● **Problem to solve**
Return the full listing exactly as it is written.

● **Data for processing**
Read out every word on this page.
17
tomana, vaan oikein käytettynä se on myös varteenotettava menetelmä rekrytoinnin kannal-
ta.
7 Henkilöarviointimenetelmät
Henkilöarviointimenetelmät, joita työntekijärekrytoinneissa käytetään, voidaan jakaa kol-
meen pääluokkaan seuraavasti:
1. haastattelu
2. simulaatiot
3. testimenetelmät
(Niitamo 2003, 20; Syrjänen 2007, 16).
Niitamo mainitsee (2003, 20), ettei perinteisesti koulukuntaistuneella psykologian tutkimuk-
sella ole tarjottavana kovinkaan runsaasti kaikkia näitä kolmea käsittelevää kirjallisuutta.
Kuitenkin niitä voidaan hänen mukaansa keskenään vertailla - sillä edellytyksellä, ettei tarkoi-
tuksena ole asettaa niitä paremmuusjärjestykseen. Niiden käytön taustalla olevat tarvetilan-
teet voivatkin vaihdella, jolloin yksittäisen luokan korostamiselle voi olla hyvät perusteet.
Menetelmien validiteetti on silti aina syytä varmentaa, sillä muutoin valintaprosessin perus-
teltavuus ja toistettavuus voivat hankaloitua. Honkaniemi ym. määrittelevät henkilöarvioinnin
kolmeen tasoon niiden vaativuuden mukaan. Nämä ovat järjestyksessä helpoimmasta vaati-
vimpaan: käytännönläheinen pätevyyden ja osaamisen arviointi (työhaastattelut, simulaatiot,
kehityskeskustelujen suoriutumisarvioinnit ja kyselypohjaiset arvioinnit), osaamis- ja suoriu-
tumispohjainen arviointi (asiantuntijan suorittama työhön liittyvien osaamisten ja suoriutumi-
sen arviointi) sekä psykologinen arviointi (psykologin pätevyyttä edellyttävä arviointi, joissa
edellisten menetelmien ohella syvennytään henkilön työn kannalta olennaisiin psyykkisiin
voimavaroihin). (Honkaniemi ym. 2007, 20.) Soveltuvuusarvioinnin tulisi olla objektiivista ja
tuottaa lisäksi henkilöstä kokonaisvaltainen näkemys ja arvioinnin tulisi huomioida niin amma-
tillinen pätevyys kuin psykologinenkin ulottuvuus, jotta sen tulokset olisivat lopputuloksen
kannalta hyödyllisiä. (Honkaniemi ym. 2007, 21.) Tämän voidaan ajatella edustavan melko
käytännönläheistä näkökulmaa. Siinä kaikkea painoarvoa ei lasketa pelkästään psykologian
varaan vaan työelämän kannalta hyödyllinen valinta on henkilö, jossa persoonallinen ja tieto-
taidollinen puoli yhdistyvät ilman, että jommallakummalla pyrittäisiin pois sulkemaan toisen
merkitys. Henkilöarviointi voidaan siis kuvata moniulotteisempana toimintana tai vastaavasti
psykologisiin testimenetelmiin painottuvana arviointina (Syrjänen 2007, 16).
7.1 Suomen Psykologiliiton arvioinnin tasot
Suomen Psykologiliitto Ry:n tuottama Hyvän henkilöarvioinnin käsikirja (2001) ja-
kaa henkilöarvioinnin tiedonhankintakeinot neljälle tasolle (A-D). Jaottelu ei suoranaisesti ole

● **Exercise response**
Read out every word on this page.
17
tomana, vaan oikein käytettynä se on myös varteenotettava menetelmä rekrytoinnin kannal-
ta.
7 Henkilöarviointimenetelmät
Henkilöarviointimenetelmät, joita työntekijärekrytoinneissa käytetään, voidaan jakaa kol-
meen pääluokkaan seuraavasti:
1. haastattelu
2. simulaatiot
3. testimenetelmät
(Niitamo 2003, 20; Syrjänen 2007, 16).
Niitamo mainitsee (2003, 20), ettei perinteisesti koulukuntaistuneella psykologian tutkimuk-
sella ole tarjottavana kovinkaan runsaasti kaikkia näitä kolmea käsittelevää kirjallisuutta.
Kuitenkin niitä voidaan hänen mukaansa keskenään vertailla - sillä edellytyksellä, ettei tarkoi-
tuksena ole asettaa niitä paremmuusjärjestykseen. Niiden käytön taustalla olevat tarvetilan-
teet voivatkin vaihdella, jolloin yksittäisen luokan korostamiselle voi olla hyvät perusteet.
Menetelmien validiteetti on silti aina syytä varmentaa, sillä muutoin valintaprosessin perus-
teltavuus ja toistettavuus voivat hankaloitua. Honkaniemi ym. määrittelevät henkilöarvioinnin
kolmeen tasoon niiden vaativuuden mukaan. Nämä ovat järjestyksessä helpoimmasta vaati-
vimpaan: käytännönläheinen pätevyyden ja osaamisen arviointi (työhaastattelut, simulaatiot,
kehityskeskustelujen suoriutumisarvioinnit ja kyselypohjaiset arvioinnit), osaamis- ja suoriu-
tumispohjainen arviointi (asiantuntijan suorittama työhön liittyvien osaamisten ja suoriutumi-
sen arviointi) sekä psykologinen arviointi (psykologin pätevyyttä edellyttävä arviointi, joissa
edellisten menetelmien ohella syvennytään henkilön työn kannalta olennaisiin psyykkisiin
voimavaroihin). (Honkaniemi ym. 2007, 20.) Soveltuvuusarvioinnin tulisi olla objektiivista ja
tuottaa lisäksi henkilöstä kokonaisvaltainen näkemys ja arvioinnin tulisi huomioida niin amma-
tillinen pätevyys kuin psykologinenkin ulottuvuus, jotta sen tulokset olisivat lopputuloksen
kannalta hyödyllisiä. (Honkaniemi ym. 2007, 21.) Tämän voidaan ajatella edustavan melko
käytännönläheistä näkökulmaa. Siinä kaikkea painoarvoa ei lasketa pelkästään psykologian
varaan vaan työelämän kannalta hyödyllinen valinta on henkilö, jossa persoonallinen ja tieto-
taidollinen puoli yhdistyvät ilman, että jommallakummalla pyrittäisiin pois sulkemaan toisen
merkitys. Henkilöarviointi voidaan siis kuvata moniulotteisempana toimintana tai vastaavasti
psykologisiin testimenetelmiin painottuvana arviointina (Syrjänen 2007, 16).
7.1 Suomen Psykologiliiton arvioinnin tasot
Suomen Psykologiliitto Ry:n tuottama Hyvän henkilöarvioinnin käsikirja (2001) ja-
kaa henkilöarvioinnin tiedonhankintakeinot neljälle tasolle (A-D). Jaottelu ei suoranaisesti ole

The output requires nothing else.